++++ DATA SUPPLIED ++++

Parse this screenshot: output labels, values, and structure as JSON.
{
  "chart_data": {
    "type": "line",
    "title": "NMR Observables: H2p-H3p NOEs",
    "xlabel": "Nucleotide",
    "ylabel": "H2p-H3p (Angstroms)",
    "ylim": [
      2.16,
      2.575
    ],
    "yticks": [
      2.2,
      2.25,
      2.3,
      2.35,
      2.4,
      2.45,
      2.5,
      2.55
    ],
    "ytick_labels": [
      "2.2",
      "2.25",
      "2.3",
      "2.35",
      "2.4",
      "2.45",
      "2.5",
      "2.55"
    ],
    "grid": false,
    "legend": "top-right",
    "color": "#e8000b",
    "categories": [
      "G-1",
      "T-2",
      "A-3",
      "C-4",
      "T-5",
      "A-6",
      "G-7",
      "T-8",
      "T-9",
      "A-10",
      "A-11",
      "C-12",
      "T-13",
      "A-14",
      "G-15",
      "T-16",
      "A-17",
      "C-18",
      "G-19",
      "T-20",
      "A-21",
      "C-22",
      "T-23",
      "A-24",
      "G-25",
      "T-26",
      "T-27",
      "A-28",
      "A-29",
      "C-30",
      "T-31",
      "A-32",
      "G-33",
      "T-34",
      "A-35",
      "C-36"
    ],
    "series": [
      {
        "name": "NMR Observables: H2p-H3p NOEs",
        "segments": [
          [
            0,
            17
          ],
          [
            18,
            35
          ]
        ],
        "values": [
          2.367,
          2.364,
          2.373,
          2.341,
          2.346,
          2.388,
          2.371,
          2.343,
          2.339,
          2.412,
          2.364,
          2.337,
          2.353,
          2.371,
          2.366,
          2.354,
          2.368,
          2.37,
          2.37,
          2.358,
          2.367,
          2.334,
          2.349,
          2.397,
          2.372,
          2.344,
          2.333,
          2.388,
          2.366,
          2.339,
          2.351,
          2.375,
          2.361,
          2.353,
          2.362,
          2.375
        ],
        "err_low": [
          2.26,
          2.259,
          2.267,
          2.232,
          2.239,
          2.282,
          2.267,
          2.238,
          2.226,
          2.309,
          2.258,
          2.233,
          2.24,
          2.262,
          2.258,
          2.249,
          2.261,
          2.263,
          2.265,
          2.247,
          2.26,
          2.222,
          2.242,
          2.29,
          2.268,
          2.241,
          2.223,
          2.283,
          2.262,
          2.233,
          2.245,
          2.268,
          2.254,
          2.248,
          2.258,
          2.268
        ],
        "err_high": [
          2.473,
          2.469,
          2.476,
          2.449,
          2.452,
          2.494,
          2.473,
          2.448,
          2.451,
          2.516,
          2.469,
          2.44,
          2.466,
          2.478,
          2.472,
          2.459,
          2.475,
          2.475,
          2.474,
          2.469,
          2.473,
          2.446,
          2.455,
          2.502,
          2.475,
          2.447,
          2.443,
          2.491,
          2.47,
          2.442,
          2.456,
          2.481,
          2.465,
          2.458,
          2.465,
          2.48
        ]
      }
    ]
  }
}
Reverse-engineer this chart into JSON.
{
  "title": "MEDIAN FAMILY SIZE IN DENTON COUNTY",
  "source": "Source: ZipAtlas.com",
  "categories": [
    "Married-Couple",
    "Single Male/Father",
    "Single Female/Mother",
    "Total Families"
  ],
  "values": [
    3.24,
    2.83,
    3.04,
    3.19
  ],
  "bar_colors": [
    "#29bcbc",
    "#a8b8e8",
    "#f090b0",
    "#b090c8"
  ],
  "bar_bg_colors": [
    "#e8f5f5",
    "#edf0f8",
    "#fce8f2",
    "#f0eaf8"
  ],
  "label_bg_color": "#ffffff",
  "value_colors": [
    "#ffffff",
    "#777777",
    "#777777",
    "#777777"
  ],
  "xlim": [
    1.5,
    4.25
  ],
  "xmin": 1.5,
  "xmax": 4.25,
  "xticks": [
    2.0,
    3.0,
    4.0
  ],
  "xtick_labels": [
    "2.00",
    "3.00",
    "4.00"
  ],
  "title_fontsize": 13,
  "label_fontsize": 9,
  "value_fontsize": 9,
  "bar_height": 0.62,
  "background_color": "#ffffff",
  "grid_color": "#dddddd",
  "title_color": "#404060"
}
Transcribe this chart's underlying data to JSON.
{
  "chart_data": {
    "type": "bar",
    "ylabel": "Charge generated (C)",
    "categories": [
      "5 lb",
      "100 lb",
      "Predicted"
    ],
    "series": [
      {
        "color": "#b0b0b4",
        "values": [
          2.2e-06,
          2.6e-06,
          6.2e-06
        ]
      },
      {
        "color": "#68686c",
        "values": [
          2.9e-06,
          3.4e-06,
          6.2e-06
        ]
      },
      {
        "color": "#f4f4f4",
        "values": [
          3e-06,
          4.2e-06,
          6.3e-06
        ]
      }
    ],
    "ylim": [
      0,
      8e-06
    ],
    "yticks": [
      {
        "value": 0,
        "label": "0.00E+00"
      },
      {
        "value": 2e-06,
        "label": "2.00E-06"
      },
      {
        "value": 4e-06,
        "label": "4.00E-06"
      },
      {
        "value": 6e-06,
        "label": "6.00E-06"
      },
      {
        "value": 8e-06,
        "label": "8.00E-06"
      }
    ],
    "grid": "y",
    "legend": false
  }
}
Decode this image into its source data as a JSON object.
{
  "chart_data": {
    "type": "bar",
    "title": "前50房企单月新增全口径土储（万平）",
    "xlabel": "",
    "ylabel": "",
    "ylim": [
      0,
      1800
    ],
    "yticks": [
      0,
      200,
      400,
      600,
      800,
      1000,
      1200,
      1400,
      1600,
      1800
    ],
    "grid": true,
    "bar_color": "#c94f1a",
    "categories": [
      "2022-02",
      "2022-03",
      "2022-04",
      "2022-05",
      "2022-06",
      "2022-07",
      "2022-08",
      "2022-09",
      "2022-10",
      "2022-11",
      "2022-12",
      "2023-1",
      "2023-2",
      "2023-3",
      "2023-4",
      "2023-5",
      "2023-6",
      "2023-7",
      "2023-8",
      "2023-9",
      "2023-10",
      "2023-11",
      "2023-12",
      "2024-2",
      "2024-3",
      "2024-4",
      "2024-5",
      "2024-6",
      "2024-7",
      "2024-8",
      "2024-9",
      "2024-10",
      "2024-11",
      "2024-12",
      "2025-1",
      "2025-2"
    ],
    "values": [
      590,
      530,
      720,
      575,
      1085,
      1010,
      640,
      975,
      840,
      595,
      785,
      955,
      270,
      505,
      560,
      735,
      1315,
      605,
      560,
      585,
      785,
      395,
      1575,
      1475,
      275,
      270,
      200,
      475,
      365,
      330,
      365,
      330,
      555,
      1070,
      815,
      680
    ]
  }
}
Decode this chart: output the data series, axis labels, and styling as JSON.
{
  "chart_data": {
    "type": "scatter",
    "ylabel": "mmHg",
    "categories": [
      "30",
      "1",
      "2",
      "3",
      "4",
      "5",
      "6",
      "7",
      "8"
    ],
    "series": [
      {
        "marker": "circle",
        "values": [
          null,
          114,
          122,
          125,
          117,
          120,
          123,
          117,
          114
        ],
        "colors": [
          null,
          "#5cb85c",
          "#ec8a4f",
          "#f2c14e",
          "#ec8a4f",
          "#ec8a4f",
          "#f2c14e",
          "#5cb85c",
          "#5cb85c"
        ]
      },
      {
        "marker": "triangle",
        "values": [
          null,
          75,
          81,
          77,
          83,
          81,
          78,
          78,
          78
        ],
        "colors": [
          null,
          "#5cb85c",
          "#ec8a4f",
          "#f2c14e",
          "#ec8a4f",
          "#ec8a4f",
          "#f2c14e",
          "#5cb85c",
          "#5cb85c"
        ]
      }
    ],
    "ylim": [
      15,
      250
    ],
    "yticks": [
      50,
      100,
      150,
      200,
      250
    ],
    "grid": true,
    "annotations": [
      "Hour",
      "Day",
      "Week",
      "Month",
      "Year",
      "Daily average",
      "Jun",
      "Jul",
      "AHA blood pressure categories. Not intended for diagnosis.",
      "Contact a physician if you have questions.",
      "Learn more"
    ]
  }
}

++++

*WHAT NEEDS TO BE DONE*.
Among the lines of the material, find those that hold the word "this" and copy them.

*TASK RESULT*.
Parse this screenshot: output labels, values, and structure as JSON.
Reverse-engineer this chart into JSON.
Transcribe this chart's underlying data to JSON.
Decode this image into its source data as a JSON object.
Decode this chart: output the data series, axis labels, and styling as JSON.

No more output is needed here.